**Given exercise**
Search the entries below. Return every line that has "InDesign" in it.

Part of a data file:
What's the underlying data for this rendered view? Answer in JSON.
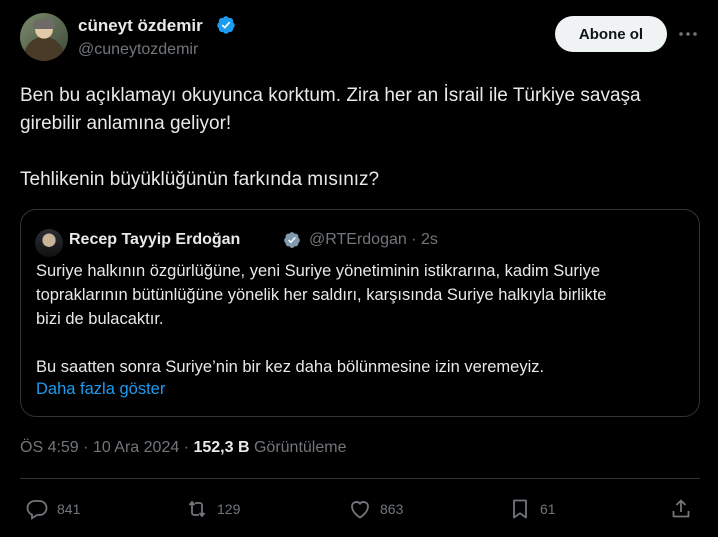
{
  "author": {
    "name": "cüneyt özdemir",
    "handle": "@cuneytozdemir"
  },
  "follow_label": "Abone ol",
  "tweet": {
    "line1": "Ben bu açıklamayı okuyunca korktum. Zira her an İsrail ile Türkiye savaşa",
    "line2": "girebilir anlamına geliyor!",
    "line3": "Tehlikenin büyüklüğünün farkında mısınız?"
  },
  "quote": {
    "name": "Recep Tayyip Erdoğan",
    "handle_time": "@RTErdogan · 2s",
    "para1_l1": "Suriye halkının özgürlüğüne, yeni Suriye yönetiminin istikrarına, kadim Suriye",
    "para1_l2": "topraklarının bütünlüğüne yönelik her saldırı, karşısında Suriye halkıyla birlikte",
    "para1_l3": "bizi de bulacaktır.",
    "para2": "Bu saatten sonra Suriye’nin bir kez daha bölünmesine izin veremeyiz.",
    "show_more": "Daha fazla göster"
  },
  "meta": {
    "time": "ÖS 4:59",
    "date": "10 Ara 2024",
    "views_count": "152,3 B",
    "views_label": "Görüntüleme"
  },
  "actions": {
    "replies": "841",
    "retweets": "129",
    "likes": "863",
    "bookmarks": "61"
  },
  "icons": {
    "verified": "verified-badge-icon",
    "more": "more-icon",
    "reply": "reply-icon",
    "retweet": "retweet-icon",
    "like": "heart-icon",
    "bookmark": "bookmark-icon",
    "share": "share-icon"
  },
  "colors": {
    "background": "#000000",
    "text": "#e7e9ea",
    "muted": "#71767b",
    "link": "#1d9bf0",
    "verified": "#1d9bf0",
    "border": "#2f3336"
  }
}
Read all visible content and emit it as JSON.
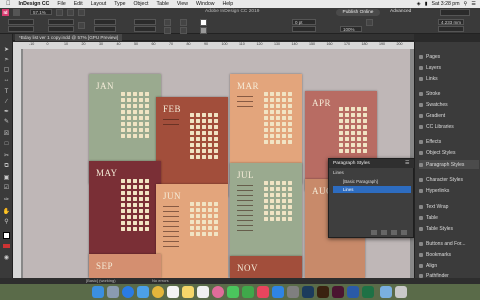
{
  "menubar": {
    "items": [
      "InDesign CC",
      "File",
      "Edit",
      "Layout",
      "Type",
      "Object",
      "Table",
      "View",
      "Window",
      "Help"
    ],
    "time": "Sat 3:28 pm"
  },
  "control": {
    "zoom": "57.1%",
    "app_title": "Adobe InDesign CC 2019",
    "publish_label": "Publish Online",
    "workspace_label": "Advanced",
    "stroke_value": "0 pt",
    "opacity_value": "100%",
    "measure_value": "4.233 mm"
  },
  "document": {
    "tab_label": "*Bday list ver 1 copy.indd @ 57% [GPU Preview]"
  },
  "ruler": {
    "ticks": [
      "-10",
      "0",
      "10",
      "20",
      "30",
      "40",
      "50",
      "60",
      "70",
      "80",
      "90",
      "100",
      "110",
      "120",
      "130",
      "140",
      "150",
      "160",
      "170",
      "180",
      "190",
      "200"
    ]
  },
  "months": {
    "jan": "JAN",
    "feb": "FEB",
    "mar": "MAR",
    "apr": "APR",
    "may": "MAY",
    "jun": "JUN",
    "jul": "JUL",
    "aug": "AUG",
    "sep": "SEP",
    "nov": "NOV"
  },
  "panels": {
    "items": [
      "Pages",
      "Layers",
      "Links",
      "Stroke",
      "Swatches",
      "Gradient",
      "CC Libraries",
      "Effects",
      "Object Styles",
      "Paragraph Styles",
      "Character Styles",
      "Hyperlinks",
      "Text Wrap",
      "Table",
      "Table Styles",
      "Buttons and For...",
      "Bookmarks",
      "Align",
      "Pathfinder"
    ]
  },
  "paragraph_styles": {
    "title": "Paragraph Styles",
    "section": "Lines",
    "rows": [
      "[Basic Paragraph]",
      "Lines"
    ]
  },
  "status": {
    "page_style": "[Basic] (working)",
    "errors": "No errors"
  },
  "colors": {
    "sage": "#9aaa8f",
    "rust": "#a24e3b",
    "peach": "#e3a57c",
    "dusty_rose": "#b86c63",
    "terracotta": "#c88a6a",
    "maroon": "#7a2f36",
    "salmon": "#d48f70",
    "para_selected": "#2d6cc0"
  }
}
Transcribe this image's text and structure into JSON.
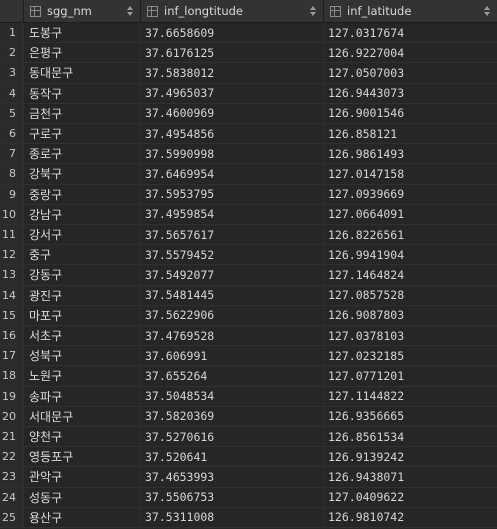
{
  "columns": [
    {
      "label": "sgg_nm",
      "icon": "table-column-icon"
    },
    {
      "label": "inf_longtitude",
      "icon": "table-column-icon"
    },
    {
      "label": "inf_latitude",
      "icon": "table-column-icon"
    }
  ],
  "rows": [
    {
      "n": "1",
      "sgg_nm": "도봉구",
      "inf_longtitude": "37.6658609",
      "inf_latitude": "127.0317674"
    },
    {
      "n": "2",
      "sgg_nm": "은평구",
      "inf_longtitude": "37.6176125",
      "inf_latitude": "126.9227004"
    },
    {
      "n": "3",
      "sgg_nm": "동대문구",
      "inf_longtitude": "37.5838012",
      "inf_latitude": "127.0507003"
    },
    {
      "n": "4",
      "sgg_nm": "동작구",
      "inf_longtitude": "37.4965037",
      "inf_latitude": "126.9443073"
    },
    {
      "n": "5",
      "sgg_nm": "금천구",
      "inf_longtitude": "37.4600969",
      "inf_latitude": "126.9001546"
    },
    {
      "n": "6",
      "sgg_nm": "구로구",
      "inf_longtitude": "37.4954856",
      "inf_latitude": "126.858121"
    },
    {
      "n": "7",
      "sgg_nm": "종로구",
      "inf_longtitude": "37.5990998",
      "inf_latitude": "126.9861493"
    },
    {
      "n": "8",
      "sgg_nm": "강북구",
      "inf_longtitude": "37.6469954",
      "inf_latitude": "127.0147158"
    },
    {
      "n": "9",
      "sgg_nm": "중랑구",
      "inf_longtitude": "37.5953795",
      "inf_latitude": "127.0939669"
    },
    {
      "n": "10",
      "sgg_nm": "강남구",
      "inf_longtitude": "37.4959854",
      "inf_latitude": "127.0664091"
    },
    {
      "n": "11",
      "sgg_nm": "강서구",
      "inf_longtitude": "37.5657617",
      "inf_latitude": "126.8226561"
    },
    {
      "n": "12",
      "sgg_nm": "중구",
      "inf_longtitude": "37.5579452",
      "inf_latitude": "126.9941904"
    },
    {
      "n": "13",
      "sgg_nm": "강동구",
      "inf_longtitude": "37.5492077",
      "inf_latitude": "127.1464824"
    },
    {
      "n": "14",
      "sgg_nm": "광진구",
      "inf_longtitude": "37.5481445",
      "inf_latitude": "127.0857528"
    },
    {
      "n": "15",
      "sgg_nm": "마포구",
      "inf_longtitude": "37.5622906",
      "inf_latitude": "126.9087803"
    },
    {
      "n": "16",
      "sgg_nm": "서초구",
      "inf_longtitude": "37.4769528",
      "inf_latitude": "127.0378103"
    },
    {
      "n": "17",
      "sgg_nm": "성북구",
      "inf_longtitude": "37.606991",
      "inf_latitude": "127.0232185"
    },
    {
      "n": "18",
      "sgg_nm": "노원구",
      "inf_longtitude": "37.655264",
      "inf_latitude": "127.0771201"
    },
    {
      "n": "19",
      "sgg_nm": "송파구",
      "inf_longtitude": "37.5048534",
      "inf_latitude": "127.1144822"
    },
    {
      "n": "20",
      "sgg_nm": "서대문구",
      "inf_longtitude": "37.5820369",
      "inf_latitude": "126.9356665"
    },
    {
      "n": "21",
      "sgg_nm": "양천구",
      "inf_longtitude": "37.5270616",
      "inf_latitude": "126.8561534"
    },
    {
      "n": "22",
      "sgg_nm": "영등포구",
      "inf_longtitude": "37.520641",
      "inf_latitude": "126.9139242"
    },
    {
      "n": "23",
      "sgg_nm": "관악구",
      "inf_longtitude": "37.4653993",
      "inf_latitude": "126.9438071"
    },
    {
      "n": "24",
      "sgg_nm": "성동구",
      "inf_longtitude": "37.5506753",
      "inf_latitude": "127.0409622"
    },
    {
      "n": "25",
      "sgg_nm": "용산구",
      "inf_longtitude": "37.5311008",
      "inf_latitude": "126.9810742"
    }
  ],
  "colors": {
    "background": "#262626",
    "header_background": "#333333",
    "text": "#d6d6d6"
  }
}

**Solution to this task**
      "InDesign CC",
    "app_title": "Adobe InDesign CC 2019",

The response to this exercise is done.